» **Exercise directions**
Return all lines below containing the word "true".

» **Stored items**
━━━━━━━━━━━━━━━━
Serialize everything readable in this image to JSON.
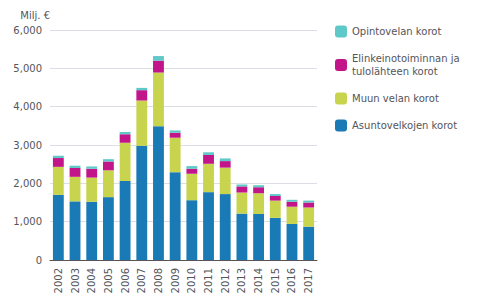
{
  "chart_data": {
    "type": "bar",
    "stacked": true,
    "grid": true,
    "legend": "right",
    "ylabel": "Milj. €",
    "categories": [
      "2002",
      "2003",
      "2004",
      "2005",
      "2006",
      "2007",
      "2008",
      "2009",
      "2010",
      "2011",
      "2012",
      "2013",
      "2014",
      "2015",
      "2016",
      "2017"
    ],
    "ylim": [
      0,
      6000
    ],
    "yticks": [
      0,
      1000,
      2000,
      3000,
      4000,
      5000,
      6000
    ],
    "series": [
      {
        "name": "Asuntovelkojen korot",
        "color": "#1a7ab5",
        "values": [
          1700,
          1530,
          1520,
          1640,
          2060,
          2980,
          3490,
          2290,
          1560,
          1770,
          1720,
          1210,
          1200,
          1100,
          940,
          870
        ]
      },
      {
        "name": "Muun velan korot",
        "color": "#c8d44e",
        "values": [
          730,
          640,
          630,
          700,
          1000,
          1180,
          1400,
          900,
          690,
          740,
          690,
          550,
          540,
          450,
          450,
          500
        ]
      },
      {
        "name": "Elinkeinotoiminnan ja\ntulolähteen korot",
        "color": "#c2158a",
        "values": [
          230,
          230,
          230,
          230,
          220,
          270,
          310,
          130,
          130,
          230,
          170,
          160,
          160,
          120,
          130,
          130
        ]
      },
      {
        "name": "Opintovelan korot",
        "color": "#5fc8c8",
        "values": [
          60,
          60,
          60,
          60,
          60,
          60,
          120,
          60,
          70,
          70,
          70,
          50,
          50,
          50,
          50,
          50
        ]
      }
    ]
  }
}
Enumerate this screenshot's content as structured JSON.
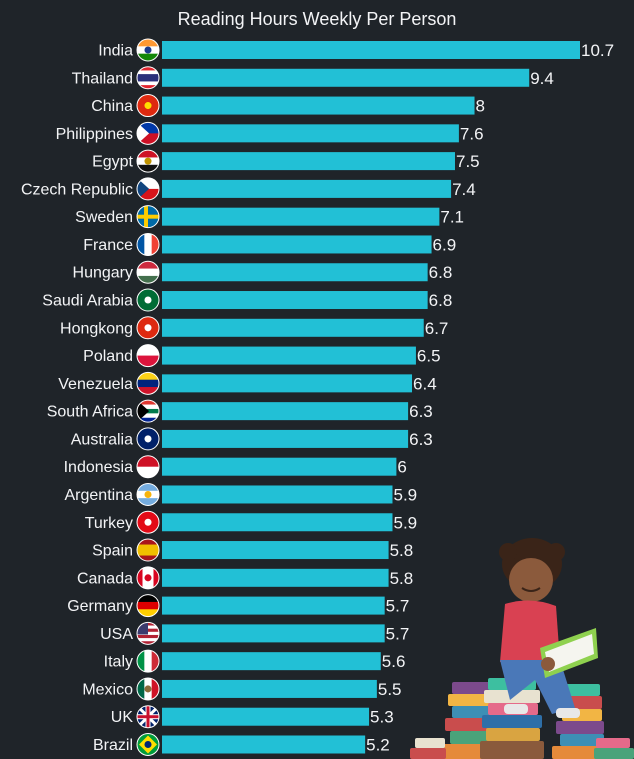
{
  "chart_data": {
    "type": "bar",
    "orientation": "horizontal",
    "title": "Reading Hours Weekly Per Person",
    "xlabel": "",
    "ylabel": "",
    "categories": [
      "India",
      "Thailand",
      "China",
      "Philippines",
      "Egypt",
      "Czech Republic",
      "Sweden",
      "France",
      "Hungary",
      "Saudi Arabia",
      "Hongkong",
      "Poland",
      "Venezuela",
      "South Africa",
      "Australia",
      "Indonesia",
      "Argentina",
      "Turkey",
      "Spain",
      "Canada",
      "Germany",
      "USA",
      "Italy",
      "Mexico",
      "UK",
      "Brazil"
    ],
    "values": [
      10.7,
      9.4,
      8,
      7.6,
      7.5,
      7.4,
      7.1,
      6.9,
      6.8,
      6.8,
      6.7,
      6.5,
      6.4,
      6.3,
      6.3,
      6,
      5.9,
      5.9,
      5.8,
      5.8,
      5.7,
      5.7,
      5.6,
      5.5,
      5.3,
      5.2
    ],
    "value_labels": [
      "10.7",
      "9.4",
      "8",
      "7.6",
      "7.5",
      "7.4",
      "7.1",
      "6.9",
      "6.8",
      "6.8",
      "6.7",
      "6.5",
      "6.4",
      "6.3",
      "6.3",
      "6",
      "5.9",
      "5.9",
      "5.8",
      "5.8",
      "5.7",
      "5.7",
      "5.6",
      "5.5",
      "5.3",
      "5.2"
    ],
    "xlim": [
      0,
      10.7
    ],
    "grid": false,
    "bar_color": "#22c0d6"
  },
  "decoration": {
    "illustration": "child-reading-on-book-stack",
    "flag_icons": [
      "india-flag-icon",
      "thailand-flag-icon",
      "china-flag-icon",
      "philippines-flag-icon",
      "egypt-flag-icon",
      "czech-flag-icon",
      "sweden-flag-icon",
      "france-flag-icon",
      "hungary-flag-icon",
      "saudi-arabia-flag-icon",
      "hongkong-flag-icon",
      "poland-flag-icon",
      "venezuela-flag-icon",
      "south-africa-flag-icon",
      "australia-flag-icon",
      "indonesia-flag-icon",
      "argentina-flag-icon",
      "turkey-flag-icon",
      "spain-flag-icon",
      "canada-flag-icon",
      "germany-flag-icon",
      "usa-flag-icon",
      "italy-flag-icon",
      "mexico-flag-icon",
      "uk-flag-icon",
      "brazil-flag-icon"
    ]
  }
}
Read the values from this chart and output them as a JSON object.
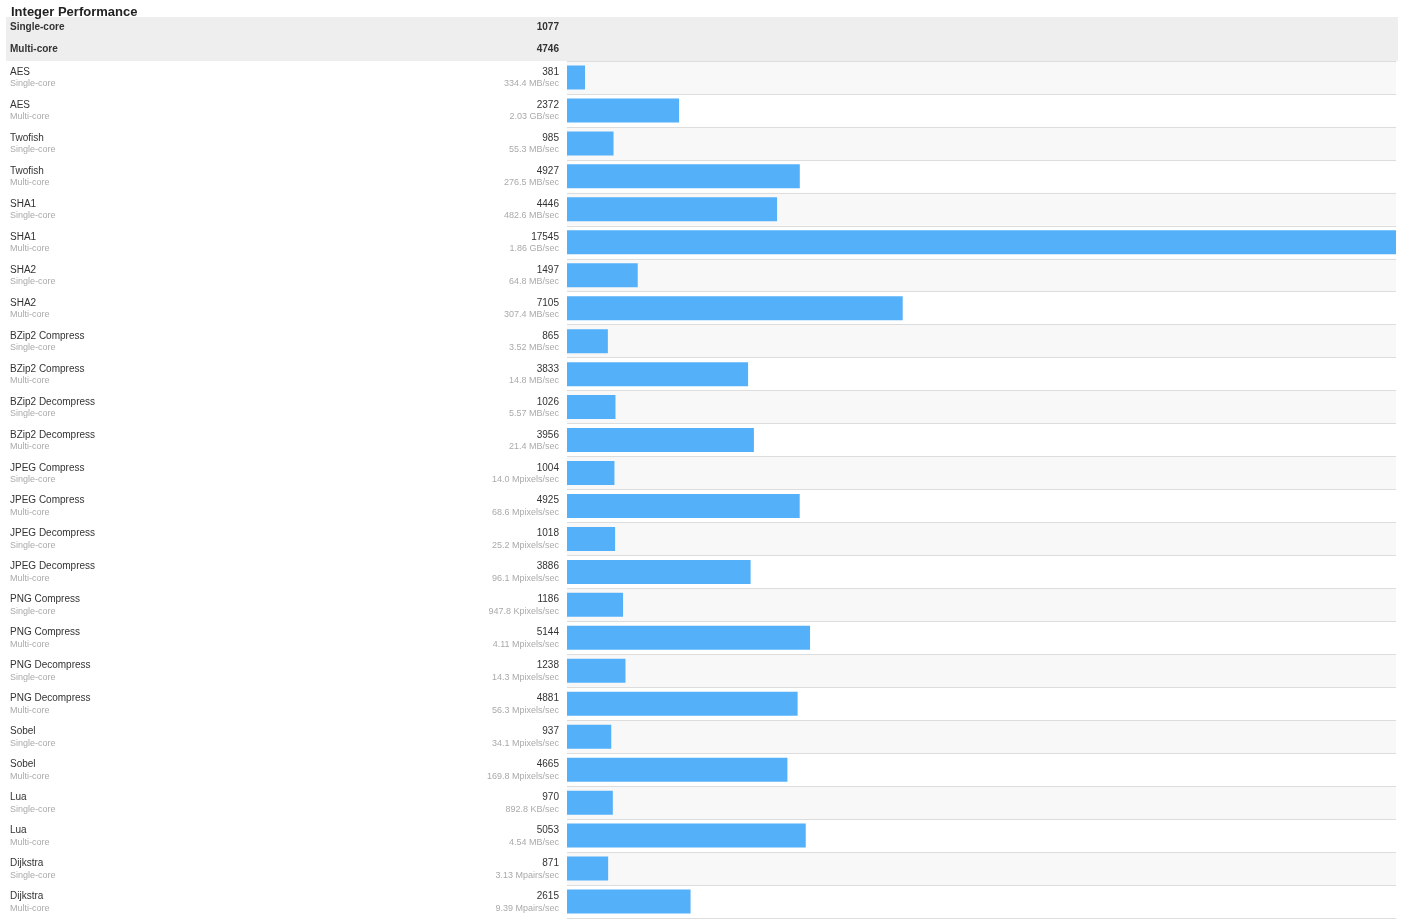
{
  "chart_data": {
    "type": "bar",
    "orientation": "horizontal",
    "title": "Integer Performance",
    "annotations": [
      "Single-core",
      "1077",
      "Multi-core",
      "4746",
      "334.4 MB/sec",
      "2.03 GB/sec",
      "55.3 MB/sec",
      "276.5 MB/sec",
      "482.6 MB/sec",
      "1.86 GB/sec",
      "64.8 MB/sec",
      "307.4 MB/sec",
      "3.52 MB/sec",
      "14.8 MB/sec",
      "5.57 MB/sec",
      "21.4 MB/sec",
      "14.0 Mpixels/sec",
      "68.6 Mpixels/sec",
      "25.2 Mpixels/sec",
      "96.1 Mpixels/sec",
      "947.8 Kpixels/sec",
      "4.11 Mpixels/sec",
      "14.3 Mpixels/sec",
      "56.3 Mpixels/sec",
      "34.1 Mpixels/sec",
      "169.8 Mpixels/sec",
      "892.8 KB/sec",
      "4.54 MB/sec",
      "3.13 Mpairs/sec",
      "9.39 Mpairs/sec"
    ],
    "categories": [
      "AES\nSingle-core",
      "AES\nMulti-core",
      "Twofish\nSingle-core",
      "Twofish\nMulti-core",
      "SHA1\nSingle-core",
      "SHA1\nMulti-core",
      "SHA2\nSingle-core",
      "SHA2\nMulti-core",
      "BZip2 Compress\nSingle-core",
      "BZip2 Compress\nMulti-core",
      "BZip2 Decompress\nSingle-core",
      "BZip2 Decompress\nMulti-core",
      "JPEG Compress\nSingle-core",
      "JPEG Compress\nMulti-core",
      "JPEG Decompress\nSingle-core",
      "JPEG Decompress\nMulti-core",
      "PNG Compress\nSingle-core",
      "PNG Compress\nMulti-core",
      "PNG Decompress\nSingle-core",
      "PNG Decompress\nMulti-core",
      "Sobel\nSingle-core",
      "Sobel\nMulti-core",
      "Lua\nSingle-core",
      "Lua\nMulti-core",
      "Dijkstra\nSingle-core",
      "Dijkstra\nMulti-core"
    ],
    "values": [
      381,
      2372,
      985,
      4927,
      4446,
      17545,
      1497,
      7105,
      865,
      3833,
      1026,
      3956,
      1004,
      4925,
      1018,
      3886,
      1186,
      5144,
      1238,
      4881,
      937,
      4665,
      970,
      5053,
      871,
      2615
    ],
    "data_labels": true,
    "color": "#55b0fa",
    "grid": "y"
  }
}
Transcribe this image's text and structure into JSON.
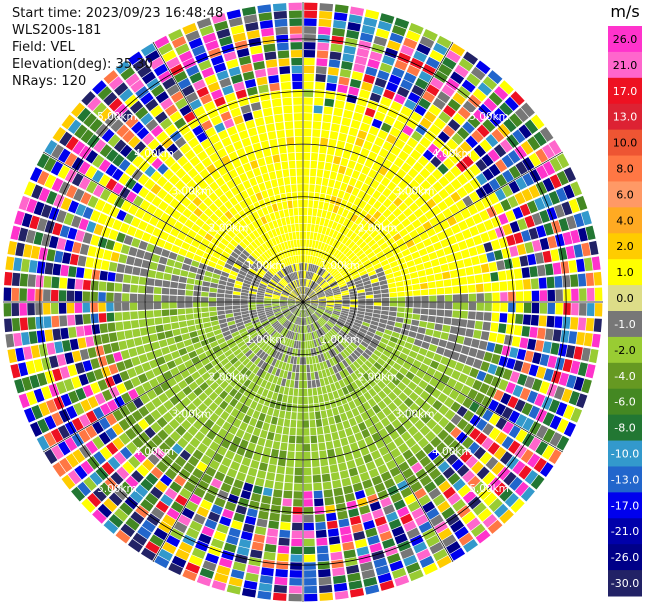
{
  "info": {
    "start_time": "Start time: 2023/09/23 16:48:48",
    "instrument": "WLS200s-181",
    "field": "Field: VEL",
    "elevation": "Elevation(deg): 35.30",
    "nrays": "NRays: 120"
  },
  "chart_data": {
    "type": "heatmap",
    "projection": "polar-ppi",
    "unit": "m/s",
    "range_rings_km": [
      1.0,
      2.0,
      3.0,
      4.0,
      5.0
    ],
    "range_ring_labels": [
      "1.00km",
      "2.00km",
      "3.00km",
      "4.00km",
      "5.00km"
    ],
    "max_range_km": 5.7,
    "n_rays": 120,
    "colorbar": {
      "title": "m/s",
      "tick_labels": [
        "26.0",
        "21.0",
        "17.0",
        "13.0",
        "10.0",
        "8.0",
        "6.0",
        "4.0",
        "2.0",
        "1.0",
        "0.0",
        "-1.0",
        "-2.0",
        "-4.0",
        "-6.0",
        "-8.0",
        "-10.0",
        "-13.0",
        "-17.0",
        "-21.0",
        "-26.0",
        "-30.0"
      ],
      "colors": [
        "#ff33cc",
        "#ff66cc",
        "#ee1122",
        "#dd2233",
        "#ee5533",
        "#ff7744",
        "#ff9966",
        "#ffaa22",
        "#ffcc00",
        "#ffff00",
        "#dddd88",
        "#777777",
        "#99cc33",
        "#669922",
        "#448822",
        "#227733",
        "#3399cc",
        "#2266cc",
        "#0000ee",
        "#0000aa",
        "#000088",
        "#222266"
      ]
    },
    "field_pattern": {
      "inner_gray_km": 0.7,
      "structured_km": 3.6,
      "noise_start_km": 4.2,
      "positive_color": "#ffff00",
      "negative_color": "#99cc33",
      "noise_colors": [
        "#ff33cc",
        "#ff66cc",
        "#ee1122",
        "#ff7744",
        "#ffcc00",
        "#ffff00",
        "#777777",
        "#99cc33",
        "#448822",
        "#227733",
        "#3399cc",
        "#2266cc",
        "#0000ee",
        "#000088",
        "#222266"
      ]
    }
  }
}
━━━━━━━━━━━━━━━━
» **Completed exercise**
    "stacked": true,
    "grid": true,
    "data_labels": true,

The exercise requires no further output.